* Start Records supplied *
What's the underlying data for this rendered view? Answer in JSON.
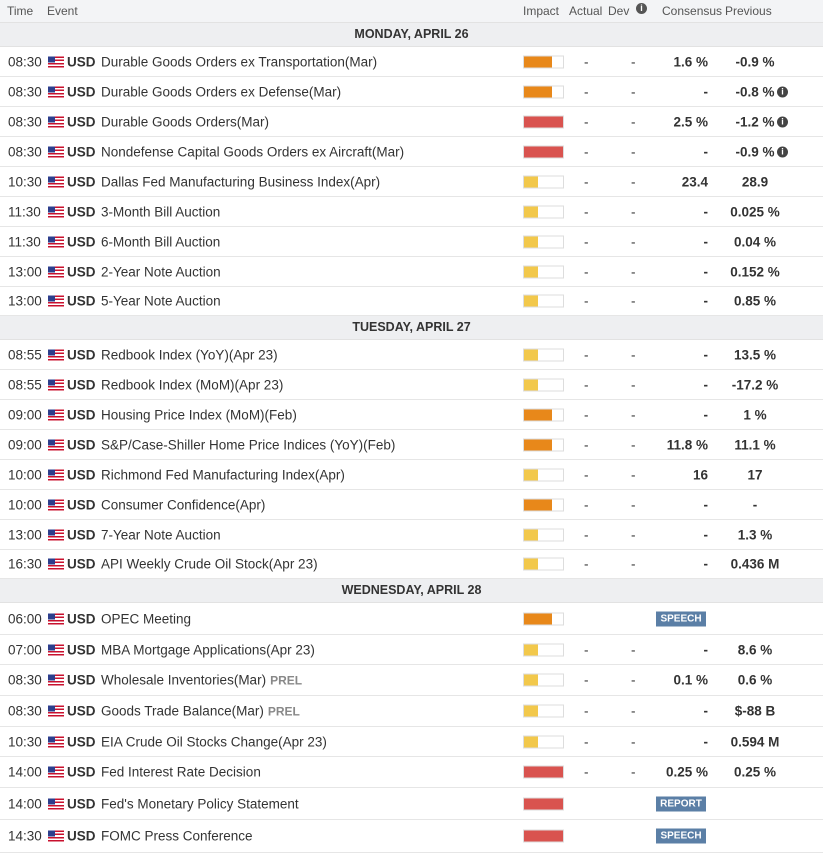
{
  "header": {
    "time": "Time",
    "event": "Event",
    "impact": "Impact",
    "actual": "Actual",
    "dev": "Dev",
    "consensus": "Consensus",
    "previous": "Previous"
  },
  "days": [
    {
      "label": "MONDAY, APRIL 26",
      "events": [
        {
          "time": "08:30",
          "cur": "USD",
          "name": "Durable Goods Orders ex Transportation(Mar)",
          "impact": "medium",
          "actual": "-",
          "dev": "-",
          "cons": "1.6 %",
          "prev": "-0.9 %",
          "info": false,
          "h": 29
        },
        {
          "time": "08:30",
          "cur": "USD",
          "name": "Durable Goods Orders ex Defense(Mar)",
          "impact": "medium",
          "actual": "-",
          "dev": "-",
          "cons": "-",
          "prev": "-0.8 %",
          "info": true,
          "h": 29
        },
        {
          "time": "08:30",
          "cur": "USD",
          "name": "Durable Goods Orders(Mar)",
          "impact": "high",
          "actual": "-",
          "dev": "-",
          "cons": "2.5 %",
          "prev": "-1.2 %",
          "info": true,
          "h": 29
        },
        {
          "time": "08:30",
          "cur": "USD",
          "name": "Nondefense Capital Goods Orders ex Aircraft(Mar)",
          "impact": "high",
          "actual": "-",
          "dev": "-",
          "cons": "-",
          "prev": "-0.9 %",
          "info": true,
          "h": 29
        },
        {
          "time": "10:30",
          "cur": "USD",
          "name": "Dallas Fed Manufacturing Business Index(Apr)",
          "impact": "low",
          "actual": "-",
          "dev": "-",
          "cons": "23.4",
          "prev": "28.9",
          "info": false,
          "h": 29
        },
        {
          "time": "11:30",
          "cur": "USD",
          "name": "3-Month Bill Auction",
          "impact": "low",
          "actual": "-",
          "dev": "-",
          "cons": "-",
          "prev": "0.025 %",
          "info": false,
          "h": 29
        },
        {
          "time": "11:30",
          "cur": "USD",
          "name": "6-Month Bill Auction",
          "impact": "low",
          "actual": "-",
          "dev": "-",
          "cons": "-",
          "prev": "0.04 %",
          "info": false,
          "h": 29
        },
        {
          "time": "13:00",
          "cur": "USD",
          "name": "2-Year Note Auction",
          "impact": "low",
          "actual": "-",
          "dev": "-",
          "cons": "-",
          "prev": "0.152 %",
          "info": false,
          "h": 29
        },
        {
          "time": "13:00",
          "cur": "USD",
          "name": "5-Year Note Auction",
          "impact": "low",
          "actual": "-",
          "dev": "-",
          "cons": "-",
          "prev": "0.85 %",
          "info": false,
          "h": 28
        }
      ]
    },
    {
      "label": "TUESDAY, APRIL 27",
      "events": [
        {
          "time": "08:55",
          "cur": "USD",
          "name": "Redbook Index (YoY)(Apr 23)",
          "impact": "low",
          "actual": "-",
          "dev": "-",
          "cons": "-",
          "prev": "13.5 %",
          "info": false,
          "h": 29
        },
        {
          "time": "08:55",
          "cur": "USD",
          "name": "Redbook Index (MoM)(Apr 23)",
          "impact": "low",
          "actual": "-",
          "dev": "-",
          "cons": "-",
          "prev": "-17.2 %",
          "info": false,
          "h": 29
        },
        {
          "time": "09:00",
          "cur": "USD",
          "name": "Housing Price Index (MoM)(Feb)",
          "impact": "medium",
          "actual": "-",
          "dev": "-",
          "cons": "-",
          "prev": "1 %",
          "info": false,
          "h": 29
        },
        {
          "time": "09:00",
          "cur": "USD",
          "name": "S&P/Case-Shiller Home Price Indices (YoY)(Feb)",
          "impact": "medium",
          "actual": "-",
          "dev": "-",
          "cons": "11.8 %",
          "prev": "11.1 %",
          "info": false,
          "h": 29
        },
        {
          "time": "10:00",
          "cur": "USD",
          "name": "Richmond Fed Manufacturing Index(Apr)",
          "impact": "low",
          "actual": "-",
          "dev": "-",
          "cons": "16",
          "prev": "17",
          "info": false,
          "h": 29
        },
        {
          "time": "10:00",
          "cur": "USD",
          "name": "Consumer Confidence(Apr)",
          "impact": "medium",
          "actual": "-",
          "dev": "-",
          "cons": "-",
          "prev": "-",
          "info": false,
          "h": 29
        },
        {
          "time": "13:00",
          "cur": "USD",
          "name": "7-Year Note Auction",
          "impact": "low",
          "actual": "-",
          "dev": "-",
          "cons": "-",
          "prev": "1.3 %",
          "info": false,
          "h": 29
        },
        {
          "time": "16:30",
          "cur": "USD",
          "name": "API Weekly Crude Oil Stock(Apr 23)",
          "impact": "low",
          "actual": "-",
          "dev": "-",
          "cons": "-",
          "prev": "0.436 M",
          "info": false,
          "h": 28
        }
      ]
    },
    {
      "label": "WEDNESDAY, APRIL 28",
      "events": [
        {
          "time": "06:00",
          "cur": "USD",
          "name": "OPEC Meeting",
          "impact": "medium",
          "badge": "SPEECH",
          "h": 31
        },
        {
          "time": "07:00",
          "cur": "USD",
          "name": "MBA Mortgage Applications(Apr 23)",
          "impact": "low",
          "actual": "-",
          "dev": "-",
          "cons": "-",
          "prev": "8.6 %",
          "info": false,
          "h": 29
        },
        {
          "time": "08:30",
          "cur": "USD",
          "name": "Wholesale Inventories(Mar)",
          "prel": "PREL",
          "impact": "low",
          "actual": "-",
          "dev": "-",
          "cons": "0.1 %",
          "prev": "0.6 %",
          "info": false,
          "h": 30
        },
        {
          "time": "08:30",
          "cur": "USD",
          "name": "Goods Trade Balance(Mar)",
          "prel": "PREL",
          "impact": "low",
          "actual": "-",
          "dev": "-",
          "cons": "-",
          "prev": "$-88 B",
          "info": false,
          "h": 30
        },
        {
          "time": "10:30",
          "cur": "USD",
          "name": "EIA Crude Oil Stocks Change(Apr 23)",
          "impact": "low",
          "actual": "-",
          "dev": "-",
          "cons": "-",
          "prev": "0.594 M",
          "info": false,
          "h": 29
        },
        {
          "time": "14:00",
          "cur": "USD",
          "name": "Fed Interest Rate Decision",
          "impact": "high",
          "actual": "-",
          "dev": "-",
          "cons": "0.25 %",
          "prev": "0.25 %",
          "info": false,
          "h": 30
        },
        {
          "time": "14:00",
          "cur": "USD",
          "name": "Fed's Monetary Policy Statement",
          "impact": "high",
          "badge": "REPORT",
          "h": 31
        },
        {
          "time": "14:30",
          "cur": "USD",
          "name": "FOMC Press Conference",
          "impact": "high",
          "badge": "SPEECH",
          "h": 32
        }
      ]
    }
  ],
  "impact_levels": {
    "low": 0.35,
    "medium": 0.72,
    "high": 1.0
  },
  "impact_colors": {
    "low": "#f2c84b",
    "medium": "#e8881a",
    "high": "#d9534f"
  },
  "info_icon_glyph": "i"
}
* End Records supplied *
> _Directions for this task_:
The records above must be echoed exactly, minus their pictures.

> _Expected answer_:
What's the underlying data for this rendered view? Answer in JSON.
{
  "header": {
    "time": "Time",
    "event": "Event",
    "impact": "Impact",
    "actual": "Actual",
    "dev": "Dev",
    "consensus": "Consensus",
    "previous": "Previous"
  },
  "days": [
    {
      "label": "MONDAY, APRIL 26",
      "events": [
        {
          "time": "08:30",
          "cur": "USD",
          "name": "Durable Goods Orders ex Transportation(Mar)",
          "impact": "medium",
          "actual": "-",
          "dev": "-",
          "cons": "1.6 %",
          "prev": "-0.9 %",
          "info": false,
          "h": 29
        },
        {
          "time": "08:30",
          "cur": "USD",
          "name": "Durable Goods Orders ex Defense(Mar)",
          "impact": "medium",
          "actual": "-",
          "dev": "-",
          "cons": "-",
          "prev": "-0.8 %",
          "info": true,
          "h": 29
        },
        {
          "time": "08:30",
          "cur": "USD",
          "name": "Durable Goods Orders(Mar)",
          "impact": "high",
          "actual": "-",
          "dev": "-",
          "cons": "2.5 %",
          "prev": "-1.2 %",
          "info": true,
          "h": 29
        },
        {
          "time": "08:30",
          "cur": "USD",
          "name": "Nondefense Capital Goods Orders ex Aircraft(Mar)",
          "impact": "high",
          "actual": "-",
          "dev": "-",
          "cons": "-",
          "prev": "-0.9 %",
          "info": true,
          "h": 29
        },
        {
          "time": "10:30",
          "cur": "USD",
          "name": "Dallas Fed Manufacturing Business Index(Apr)",
          "impact": "low",
          "actual": "-",
          "dev": "-",
          "cons": "23.4",
          "prev": "28.9",
          "info": false,
          "h": 29
        },
        {
          "time": "11:30",
          "cur": "USD",
          "name": "3-Month Bill Auction",
          "impact": "low",
          "actual": "-",
          "dev": "-",
          "cons": "-",
          "prev": "0.025 %",
          "info": false,
          "h": 29
        },
        {
          "time": "11:30",
          "cur": "USD",
          "name": "6-Month Bill Auction",
          "impact": "low",
          "actual": "-",
          "dev": "-",
          "cons": "-",
          "prev": "0.04 %",
          "info": false,
          "h": 29
        },
        {
          "time": "13:00",
          "cur": "USD",
          "name": "2-Year Note Auction",
          "impact": "low",
          "actual": "-",
          "dev": "-",
          "cons": "-",
          "prev": "0.152 %",
          "info": false,
          "h": 29
        },
        {
          "time": "13:00",
          "cur": "USD",
          "name": "5-Year Note Auction",
          "impact": "low",
          "actual": "-",
          "dev": "-",
          "cons": "-",
          "prev": "0.85 %",
          "info": false,
          "h": 28
        }
      ]
    },
    {
      "label": "TUESDAY, APRIL 27",
      "events": [
        {
          "time": "08:55",
          "cur": "USD",
          "name": "Redbook Index (YoY)(Apr 23)",
          "impact": "low",
          "actual": "-",
          "dev": "-",
          "cons": "-",
          "prev": "13.5 %",
          "info": false,
          "h": 29
        },
        {
          "time": "08:55",
          "cur": "USD",
          "name": "Redbook Index (MoM)(Apr 23)",
          "impact": "low",
          "actual": "-",
          "dev": "-",
          "cons": "-",
          "prev": "-17.2 %",
          "info": false,
          "h": 29
        },
        {
          "time": "09:00",
          "cur": "USD",
          "name": "Housing Price Index (MoM)(Feb)",
          "impact": "medium",
          "actual": "-",
          "dev": "-",
          "cons": "-",
          "prev": "1 %",
          "info": false,
          "h": 29
        },
        {
          "time": "09:00",
          "cur": "USD",
          "name": "S&P/Case-Shiller Home Price Indices (YoY)(Feb)",
          "impact": "medium",
          "actual": "-",
          "dev": "-",
          "cons": "11.8 %",
          "prev": "11.1 %",
          "info": false,
          "h": 29
        },
        {
          "time": "10:00",
          "cur": "USD",
          "name": "Richmond Fed Manufacturing Index(Apr)",
          "impact": "low",
          "actual": "-",
          "dev": "-",
          "cons": "16",
          "prev": "17",
          "info": false,
          "h": 29
        },
        {
          "time": "10:00",
          "cur": "USD",
          "name": "Consumer Confidence(Apr)",
          "impact": "medium",
          "actual": "-",
          "dev": "-",
          "cons": "-",
          "prev": "-",
          "info": false,
          "h": 29
        },
        {
          "time": "13:00",
          "cur": "USD",
          "name": "7-Year Note Auction",
          "impact": "low",
          "actual": "-",
          "dev": "-",
          "cons": "-",
          "prev": "1.3 %",
          "info": false,
          "h": 29
        },
        {
          "time": "16:30",
          "cur": "USD",
          "name": "API Weekly Crude Oil Stock(Apr 23)",
          "impact": "low",
          "actual": "-",
          "dev": "-",
          "cons": "-",
          "prev": "0.436 M",
          "info": false,
          "h": 28
        }
      ]
    },
    {
      "label": "WEDNESDAY, APRIL 28",
      "events": [
        {
          "time": "06:00",
          "cur": "USD",
          "name": "OPEC Meeting",
          "impact": "medium",
          "badge": "SPEECH",
          "h": 31
        },
        {
          "time": "07:00",
          "cur": "USD",
          "name": "MBA Mortgage Applications(Apr 23)",
          "impact": "low",
          "actual": "-",
          "dev": "-",
          "cons": "-",
          "prev": "8.6 %",
          "info": false,
          "h": 29
        },
        {
          "time": "08:30",
          "cur": "USD",
          "name": "Wholesale Inventories(Mar)",
          "prel": "PREL",
          "impact": "low",
          "actual": "-",
          "dev": "-",
          "cons": "0.1 %",
          "prev": "0.6 %",
          "info": false,
          "h": 30
        },
        {
          "time": "08:30",
          "cur": "USD",
          "name": "Goods Trade Balance(Mar)",
          "prel": "PREL",
          "impact": "low",
          "actual": "-",
          "dev": "-",
          "cons": "-",
          "prev": "$-88 B",
          "info": false,
          "h": 30
        },
        {
          "time": "10:30",
          "cur": "USD",
          "name": "EIA Crude Oil Stocks Change(Apr 23)",
          "impact": "low",
          "actual": "-",
          "dev": "-",
          "cons": "-",
          "prev": "0.594 M",
          "info": false,
          "h": 29
        },
        {
          "time": "14:00",
          "cur": "USD",
          "name": "Fed Interest Rate Decision",
          "impact": "high",
          "actual": "-",
          "dev": "-",
          "cons": "0.25 %",
          "prev": "0.25 %",
          "info": false,
          "h": 30
        },
        {
          "time": "14:00",
          "cur": "USD",
          "name": "Fed's Monetary Policy Statement",
          "impact": "high",
          "badge": "REPORT",
          "h": 31
        },
        {
          "time": "14:30",
          "cur": "USD",
          "name": "FOMC Press Conference",
          "impact": "high",
          "badge": "SPEECH",
          "h": 32
        }
      ]
    }
  ],
  "impact_levels": {
    "low": 0.35,
    "medium": 0.72,
    "high": 1.0
  },
  "impact_colors": {
    "low": "#f2c84b",
    "medium": "#e8881a",
    "high": "#d9534f"
  },
  "info_icon_glyph": "i"
}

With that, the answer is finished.